= REQUIREMENT =
Leave out the images; return the rest of the data exactly.

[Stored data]
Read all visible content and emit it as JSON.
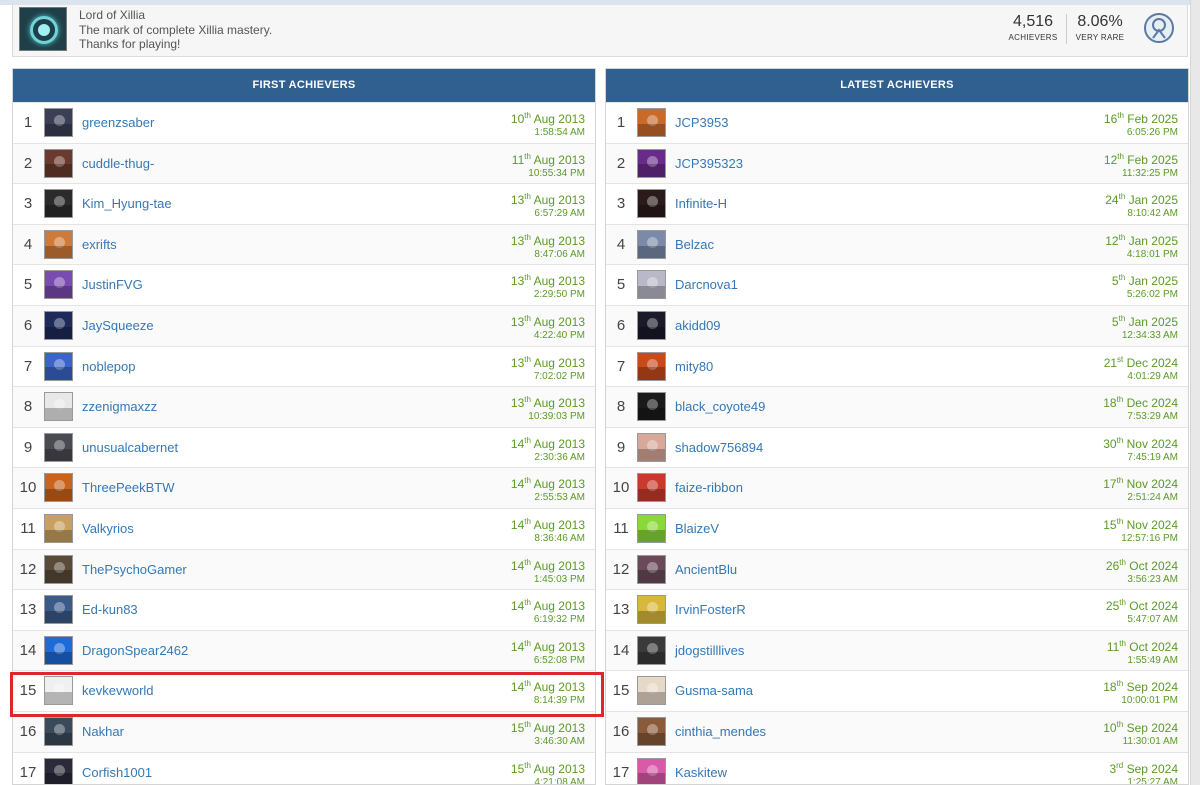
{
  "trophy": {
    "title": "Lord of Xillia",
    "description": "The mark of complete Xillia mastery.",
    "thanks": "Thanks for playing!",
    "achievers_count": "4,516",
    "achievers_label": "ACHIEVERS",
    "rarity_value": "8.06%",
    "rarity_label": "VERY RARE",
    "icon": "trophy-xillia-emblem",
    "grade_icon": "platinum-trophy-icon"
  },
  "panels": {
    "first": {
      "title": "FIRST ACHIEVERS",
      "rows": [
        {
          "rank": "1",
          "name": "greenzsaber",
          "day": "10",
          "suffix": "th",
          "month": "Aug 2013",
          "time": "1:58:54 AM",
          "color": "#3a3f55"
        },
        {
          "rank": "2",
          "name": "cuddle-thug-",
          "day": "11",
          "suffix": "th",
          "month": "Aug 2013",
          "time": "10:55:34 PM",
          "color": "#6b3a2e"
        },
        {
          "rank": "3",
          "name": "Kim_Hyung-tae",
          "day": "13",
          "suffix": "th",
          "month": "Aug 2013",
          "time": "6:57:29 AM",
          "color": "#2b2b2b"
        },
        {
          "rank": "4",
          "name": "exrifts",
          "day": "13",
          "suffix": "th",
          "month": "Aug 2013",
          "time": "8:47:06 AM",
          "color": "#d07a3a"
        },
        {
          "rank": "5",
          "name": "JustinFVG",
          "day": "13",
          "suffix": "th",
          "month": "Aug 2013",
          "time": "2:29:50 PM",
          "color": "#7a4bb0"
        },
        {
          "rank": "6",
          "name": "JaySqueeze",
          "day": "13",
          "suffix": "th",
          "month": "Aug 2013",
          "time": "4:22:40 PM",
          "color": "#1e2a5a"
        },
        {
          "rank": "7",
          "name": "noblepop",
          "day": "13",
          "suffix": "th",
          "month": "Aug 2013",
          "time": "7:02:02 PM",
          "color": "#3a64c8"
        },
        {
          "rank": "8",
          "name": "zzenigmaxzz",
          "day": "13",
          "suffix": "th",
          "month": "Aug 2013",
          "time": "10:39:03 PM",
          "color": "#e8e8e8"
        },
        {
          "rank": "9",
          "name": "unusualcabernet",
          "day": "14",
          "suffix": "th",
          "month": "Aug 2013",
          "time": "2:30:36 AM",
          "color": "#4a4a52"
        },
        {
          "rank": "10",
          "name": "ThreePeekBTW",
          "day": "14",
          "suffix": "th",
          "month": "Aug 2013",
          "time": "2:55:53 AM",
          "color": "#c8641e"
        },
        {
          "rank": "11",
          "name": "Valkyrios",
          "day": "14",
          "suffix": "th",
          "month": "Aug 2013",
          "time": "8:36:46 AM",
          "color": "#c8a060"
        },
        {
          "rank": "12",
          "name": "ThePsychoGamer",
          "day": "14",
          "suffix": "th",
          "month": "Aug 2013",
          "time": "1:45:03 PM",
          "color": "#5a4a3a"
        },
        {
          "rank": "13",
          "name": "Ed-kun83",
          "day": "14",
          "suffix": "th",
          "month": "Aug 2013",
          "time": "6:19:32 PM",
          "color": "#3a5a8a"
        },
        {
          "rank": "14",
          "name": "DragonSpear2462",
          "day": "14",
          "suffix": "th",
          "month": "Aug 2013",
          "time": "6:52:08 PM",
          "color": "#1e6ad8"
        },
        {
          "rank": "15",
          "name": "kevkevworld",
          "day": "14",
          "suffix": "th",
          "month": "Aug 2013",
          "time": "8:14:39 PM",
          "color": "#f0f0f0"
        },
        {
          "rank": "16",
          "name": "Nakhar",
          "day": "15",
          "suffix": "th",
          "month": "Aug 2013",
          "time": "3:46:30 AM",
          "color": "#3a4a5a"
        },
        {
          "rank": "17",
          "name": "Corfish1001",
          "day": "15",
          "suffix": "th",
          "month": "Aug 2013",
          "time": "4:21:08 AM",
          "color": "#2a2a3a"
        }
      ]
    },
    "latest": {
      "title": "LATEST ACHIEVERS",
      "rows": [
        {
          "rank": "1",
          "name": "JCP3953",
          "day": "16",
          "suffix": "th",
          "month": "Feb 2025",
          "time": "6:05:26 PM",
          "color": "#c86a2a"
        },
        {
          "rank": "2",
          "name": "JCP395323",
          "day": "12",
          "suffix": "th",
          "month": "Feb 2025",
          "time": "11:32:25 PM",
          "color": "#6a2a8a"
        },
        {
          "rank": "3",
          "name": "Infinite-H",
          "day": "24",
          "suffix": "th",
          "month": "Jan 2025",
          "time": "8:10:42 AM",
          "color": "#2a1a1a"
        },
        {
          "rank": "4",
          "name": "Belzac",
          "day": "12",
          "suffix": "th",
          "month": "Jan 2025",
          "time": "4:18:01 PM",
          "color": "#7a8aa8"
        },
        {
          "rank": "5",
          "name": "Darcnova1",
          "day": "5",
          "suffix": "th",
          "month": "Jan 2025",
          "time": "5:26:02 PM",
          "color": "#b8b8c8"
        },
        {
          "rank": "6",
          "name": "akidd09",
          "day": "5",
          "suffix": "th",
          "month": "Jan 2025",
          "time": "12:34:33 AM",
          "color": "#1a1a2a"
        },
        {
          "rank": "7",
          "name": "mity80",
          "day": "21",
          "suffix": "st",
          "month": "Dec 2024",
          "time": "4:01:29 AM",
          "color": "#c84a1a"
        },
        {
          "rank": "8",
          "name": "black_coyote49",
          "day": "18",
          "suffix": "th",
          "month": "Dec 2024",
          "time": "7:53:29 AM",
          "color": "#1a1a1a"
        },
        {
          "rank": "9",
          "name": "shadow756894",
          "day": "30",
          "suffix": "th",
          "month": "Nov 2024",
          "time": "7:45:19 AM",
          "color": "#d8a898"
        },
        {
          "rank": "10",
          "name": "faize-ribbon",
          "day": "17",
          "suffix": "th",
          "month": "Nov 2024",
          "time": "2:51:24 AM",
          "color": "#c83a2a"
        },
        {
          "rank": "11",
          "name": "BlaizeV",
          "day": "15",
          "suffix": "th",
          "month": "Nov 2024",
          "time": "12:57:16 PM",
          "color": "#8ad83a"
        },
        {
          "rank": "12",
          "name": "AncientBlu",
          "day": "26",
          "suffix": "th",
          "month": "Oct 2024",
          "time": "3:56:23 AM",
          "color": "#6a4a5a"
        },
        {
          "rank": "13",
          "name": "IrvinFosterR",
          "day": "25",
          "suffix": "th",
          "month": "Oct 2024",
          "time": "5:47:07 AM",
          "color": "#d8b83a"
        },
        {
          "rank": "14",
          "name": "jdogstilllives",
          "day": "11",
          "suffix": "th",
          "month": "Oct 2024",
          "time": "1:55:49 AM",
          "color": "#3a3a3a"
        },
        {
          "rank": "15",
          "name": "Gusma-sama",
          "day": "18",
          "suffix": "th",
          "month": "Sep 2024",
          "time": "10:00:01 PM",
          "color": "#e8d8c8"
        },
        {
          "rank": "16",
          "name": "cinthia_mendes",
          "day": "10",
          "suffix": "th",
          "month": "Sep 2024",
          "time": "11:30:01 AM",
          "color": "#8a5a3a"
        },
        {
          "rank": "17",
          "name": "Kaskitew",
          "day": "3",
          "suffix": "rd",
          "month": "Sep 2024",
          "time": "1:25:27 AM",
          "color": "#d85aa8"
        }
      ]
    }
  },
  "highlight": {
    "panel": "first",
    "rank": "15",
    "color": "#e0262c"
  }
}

= FINISHED ANSWER =
Read all visible content and emit it as JSON.
{
  "trophy": {
    "title": "Lord of Xillia",
    "description": "The mark of complete Xillia mastery.",
    "thanks": "Thanks for playing!",
    "achievers_count": "4,516",
    "achievers_label": "ACHIEVERS",
    "rarity_value": "8.06%",
    "rarity_label": "VERY RARE",
    "icon": "trophy-xillia-emblem",
    "grade_icon": "platinum-trophy-icon"
  },
  "panels": {
    "first": {
      "title": "FIRST ACHIEVERS",
      "rows": [
        {
          "rank": "1",
          "name": "greenzsaber",
          "day": "10",
          "suffix": "th",
          "month": "Aug 2013",
          "time": "1:58:54 AM",
          "color": "#3a3f55"
        },
        {
          "rank": "2",
          "name": "cuddle-thug-",
          "day": "11",
          "suffix": "th",
          "month": "Aug 2013",
          "time": "10:55:34 PM",
          "color": "#6b3a2e"
        },
        {
          "rank": "3",
          "name": "Kim_Hyung-tae",
          "day": "13",
          "suffix": "th",
          "month": "Aug 2013",
          "time": "6:57:29 AM",
          "color": "#2b2b2b"
        },
        {
          "rank": "4",
          "name": "exrifts",
          "day": "13",
          "suffix": "th",
          "month": "Aug 2013",
          "time": "8:47:06 AM",
          "color": "#d07a3a"
        },
        {
          "rank": "5",
          "name": "JustinFVG",
          "day": "13",
          "suffix": "th",
          "month": "Aug 2013",
          "time": "2:29:50 PM",
          "color": "#7a4bb0"
        },
        {
          "rank": "6",
          "name": "JaySqueeze",
          "day": "13",
          "suffix": "th",
          "month": "Aug 2013",
          "time": "4:22:40 PM",
          "color": "#1e2a5a"
        },
        {
          "rank": "7",
          "name": "noblepop",
          "day": "13",
          "suffix": "th",
          "month": "Aug 2013",
          "time": "7:02:02 PM",
          "color": "#3a64c8"
        },
        {
          "rank": "8",
          "name": "zzenigmaxzz",
          "day": "13",
          "suffix": "th",
          "month": "Aug 2013",
          "time": "10:39:03 PM",
          "color": "#e8e8e8"
        },
        {
          "rank": "9",
          "name": "unusualcabernet",
          "day": "14",
          "suffix": "th",
          "month": "Aug 2013",
          "time": "2:30:36 AM",
          "color": "#4a4a52"
        },
        {
          "rank": "10",
          "name": "ThreePeekBTW",
          "day": "14",
          "suffix": "th",
          "month": "Aug 2013",
          "time": "2:55:53 AM",
          "color": "#c8641e"
        },
        {
          "rank": "11",
          "name": "Valkyrios",
          "day": "14",
          "suffix": "th",
          "month": "Aug 2013",
          "time": "8:36:46 AM",
          "color": "#c8a060"
        },
        {
          "rank": "12",
          "name": "ThePsychoGamer",
          "day": "14",
          "suffix": "th",
          "month": "Aug 2013",
          "time": "1:45:03 PM",
          "color": "#5a4a3a"
        },
        {
          "rank": "13",
          "name": "Ed-kun83",
          "day": "14",
          "suffix": "th",
          "month": "Aug 2013",
          "time": "6:19:32 PM",
          "color": "#3a5a8a"
        },
        {
          "rank": "14",
          "name": "DragonSpear2462",
          "day": "14",
          "suffix": "th",
          "month": "Aug 2013",
          "time": "6:52:08 PM",
          "color": "#1e6ad8"
        },
        {
          "rank": "15",
          "name": "kevkevworld",
          "day": "14",
          "suffix": "th",
          "month": "Aug 2013",
          "time": "8:14:39 PM",
          "color": "#f0f0f0"
        },
        {
          "rank": "16",
          "name": "Nakhar",
          "day": "15",
          "suffix": "th",
          "month": "Aug 2013",
          "time": "3:46:30 AM",
          "color": "#3a4a5a"
        },
        {
          "rank": "17",
          "name": "Corfish1001",
          "day": "15",
          "suffix": "th",
          "month": "Aug 2013",
          "time": "4:21:08 AM",
          "color": "#2a2a3a"
        }
      ]
    },
    "latest": {
      "title": "LATEST ACHIEVERS",
      "rows": [
        {
          "rank": "1",
          "name": "JCP3953",
          "day": "16",
          "suffix": "th",
          "month": "Feb 2025",
          "time": "6:05:26 PM",
          "color": "#c86a2a"
        },
        {
          "rank": "2",
          "name": "JCP395323",
          "day": "12",
          "suffix": "th",
          "month": "Feb 2025",
          "time": "11:32:25 PM",
          "color": "#6a2a8a"
        },
        {
          "rank": "3",
          "name": "Infinite-H",
          "day": "24",
          "suffix": "th",
          "month": "Jan 2025",
          "time": "8:10:42 AM",
          "color": "#2a1a1a"
        },
        {
          "rank": "4",
          "name": "Belzac",
          "day": "12",
          "suffix": "th",
          "month": "Jan 2025",
          "time": "4:18:01 PM",
          "color": "#7a8aa8"
        },
        {
          "rank": "5",
          "name": "Darcnova1",
          "day": "5",
          "suffix": "th",
          "month": "Jan 2025",
          "time": "5:26:02 PM",
          "color": "#b8b8c8"
        },
        {
          "rank": "6",
          "name": "akidd09",
          "day": "5",
          "suffix": "th",
          "month": "Jan 2025",
          "time": "12:34:33 AM",
          "color": "#1a1a2a"
        },
        {
          "rank": "7",
          "name": "mity80",
          "day": "21",
          "suffix": "st",
          "month": "Dec 2024",
          "time": "4:01:29 AM",
          "color": "#c84a1a"
        },
        {
          "rank": "8",
          "name": "black_coyote49",
          "day": "18",
          "suffix": "th",
          "month": "Dec 2024",
          "time": "7:53:29 AM",
          "color": "#1a1a1a"
        },
        {
          "rank": "9",
          "name": "shadow756894",
          "day": "30",
          "suffix": "th",
          "month": "Nov 2024",
          "time": "7:45:19 AM",
          "color": "#d8a898"
        },
        {
          "rank": "10",
          "name": "faize-ribbon",
          "day": "17",
          "suffix": "th",
          "month": "Nov 2024",
          "time": "2:51:24 AM",
          "color": "#c83a2a"
        },
        {
          "rank": "11",
          "name": "BlaizeV",
          "day": "15",
          "suffix": "th",
          "month": "Nov 2024",
          "time": "12:57:16 PM",
          "color": "#8ad83a"
        },
        {
          "rank": "12",
          "name": "AncientBlu",
          "day": "26",
          "suffix": "th",
          "month": "Oct 2024",
          "time": "3:56:23 AM",
          "color": "#6a4a5a"
        },
        {
          "rank": "13",
          "name": "IrvinFosterR",
          "day": "25",
          "suffix": "th",
          "month": "Oct 2024",
          "time": "5:47:07 AM",
          "color": "#d8b83a"
        },
        {
          "rank": "14",
          "name": "jdogstilllives",
          "day": "11",
          "suffix": "th",
          "month": "Oct 2024",
          "time": "1:55:49 AM",
          "color": "#3a3a3a"
        },
        {
          "rank": "15",
          "name": "Gusma-sama",
          "day": "18",
          "suffix": "th",
          "month": "Sep 2024",
          "time": "10:00:01 PM",
          "color": "#e8d8c8"
        },
        {
          "rank": "16",
          "name": "cinthia_mendes",
          "day": "10",
          "suffix": "th",
          "month": "Sep 2024",
          "time": "11:30:01 AM",
          "color": "#8a5a3a"
        },
        {
          "rank": "17",
          "name": "Kaskitew",
          "day": "3",
          "suffix": "rd",
          "month": "Sep 2024",
          "time": "1:25:27 AM",
          "color": "#d85aa8"
        }
      ]
    }
  },
  "highlight": {
    "panel": "first",
    "rank": "15",
    "color": "#e0262c"
  }
}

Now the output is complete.